Render each line of the records below as a Markdown table with the columns No. and Entry, leaving out any blank lines.
──────────
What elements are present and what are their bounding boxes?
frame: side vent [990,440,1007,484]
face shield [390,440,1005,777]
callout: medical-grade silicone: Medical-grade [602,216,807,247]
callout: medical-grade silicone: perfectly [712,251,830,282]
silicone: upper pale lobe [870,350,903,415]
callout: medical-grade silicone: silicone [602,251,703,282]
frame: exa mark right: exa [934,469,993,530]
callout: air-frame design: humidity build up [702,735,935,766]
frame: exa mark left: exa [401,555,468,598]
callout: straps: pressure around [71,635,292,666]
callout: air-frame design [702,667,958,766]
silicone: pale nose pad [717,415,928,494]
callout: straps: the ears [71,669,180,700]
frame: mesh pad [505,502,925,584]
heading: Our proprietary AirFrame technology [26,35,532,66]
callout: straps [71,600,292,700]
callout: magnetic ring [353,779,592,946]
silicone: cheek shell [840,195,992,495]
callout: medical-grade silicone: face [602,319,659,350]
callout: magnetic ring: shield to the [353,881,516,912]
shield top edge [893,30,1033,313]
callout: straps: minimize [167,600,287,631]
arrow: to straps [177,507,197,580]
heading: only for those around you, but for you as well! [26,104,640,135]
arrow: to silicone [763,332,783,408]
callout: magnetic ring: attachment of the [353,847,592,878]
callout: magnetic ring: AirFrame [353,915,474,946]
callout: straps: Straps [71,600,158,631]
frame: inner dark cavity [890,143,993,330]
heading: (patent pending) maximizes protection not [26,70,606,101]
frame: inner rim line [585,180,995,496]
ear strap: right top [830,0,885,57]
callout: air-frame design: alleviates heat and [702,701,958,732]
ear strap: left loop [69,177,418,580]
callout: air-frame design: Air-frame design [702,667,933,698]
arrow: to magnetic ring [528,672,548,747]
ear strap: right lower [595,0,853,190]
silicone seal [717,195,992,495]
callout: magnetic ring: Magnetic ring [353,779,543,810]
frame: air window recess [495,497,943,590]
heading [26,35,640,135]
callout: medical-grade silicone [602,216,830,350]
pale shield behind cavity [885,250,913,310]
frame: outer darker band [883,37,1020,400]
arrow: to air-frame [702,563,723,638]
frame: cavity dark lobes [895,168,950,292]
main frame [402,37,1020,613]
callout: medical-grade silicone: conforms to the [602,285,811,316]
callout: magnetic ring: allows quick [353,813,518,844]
──────────
→ RESULT FOR THIS EXERCISE:
| No. | Entry |
|---|---|
| 1 | What elements are present and what are their bounding boxes? |
| 2 | frame: side vent [990,440,1007,484] |
| 3 | face shield [390,440,1005,777] |
| 4 | callout: medical-grade silicone: Medical-grade [602,216,807,247] |
| 5 | callout: medical-grade silicone: perfectly [712,251,830,282] |
| 6 | silicone: upper pale lobe [870,350,903,415] |
| 7 | callout: medical-grade silicone: silicone [602,251,703,282] |
| 8 | frame: exa mark right: exa [934,469,993,530] |
| 9 | callout: air-frame design: humidity build up [702,735,935,766] |
| 10 | frame: exa mark left: exa [401,555,468,598] |
| 11 | callout: straps: pressure around [71,635,292,666] |
| 12 | callout: air-frame design [702,667,958,766] |
| 13 | silicone: pale nose pad [717,415,928,494] |
| 14 | callout: straps: the ears [71,669,180,700] |
| 15 | frame: mesh pad [505,502,925,584] |
| 16 | heading: Our proprietary AirFrame technology [26,35,532,66] |
| 17 | callout: straps [71,600,292,700] |
| 18 | callout: magnetic ring [353,779,592,946] |
| 19 | silicone: cheek shell [840,195,992,495] |
| 20 | callout: medical-grade silicone: face [602,319,659,350] |
| 21 | callout: magnetic ring: shield to the [353,881,516,912] |
| 22 | shield top edge [893,30,1033,313] |
| 23 | callout: straps: minimize [167,600,287,631] |
| 24 | arrow: to straps [177,507,197,580] |
| 25 | heading: only for those around you, but for you as well! [26,104,640,135] |
| 26 | arrow: to silicone [763,332,783,408] |
| 27 | callout: magnetic ring: attachment of the [353,847,592,878] |
| 28 | callout: magnetic ring: AirFrame [353,915,474,946] |
| 29 | callout: straps: Straps [71,600,158,631] |
| 30 | frame: inner dark cavity [890,143,993,330] |
| 31 | heading: (patent pending) maximizes protection not [26,70,606,101] |
| 32 | frame: inner rim line [585,180,995,496] |
| 33 | ear strap: right top [830,0,885,57] |
| 34 | callout: air-frame design: alleviates heat and [702,701,958,732] |
| 35 | ear strap: left loop [69,177,418,580] |
| 36 | callout: air-frame design: Air-frame design [702,667,933,698] |
| 37 | arrow: to magnetic ring [528,672,548,747] |
| 38 | ear strap: right lower [595,0,853,190] |
| 39 | silicone seal [717,195,992,495] |
| 40 | callout: magnetic ring: Magnetic ring [353,779,543,810] |
| 41 | frame: air window recess [495,497,943,590] |
| 42 | heading [26,35,640,135] |
| 43 | callout: medical-grade silicone [602,216,830,350] |
| 44 | pale shield behind cavity [885,250,913,310] |
| 45 | frame: outer darker band [883,37,1020,400] |
| 46 | arrow: to air-frame [702,563,723,638] |
| 47 | frame: cavity dark lobes [895,168,950,292] |
| 48 | main frame [402,37,1020,613] |
| 49 | callout: medical-grade silicone: conforms to the [602,285,811,316] |
| 50 | callout: magnetic ring: allows quick [353,813,518,844] |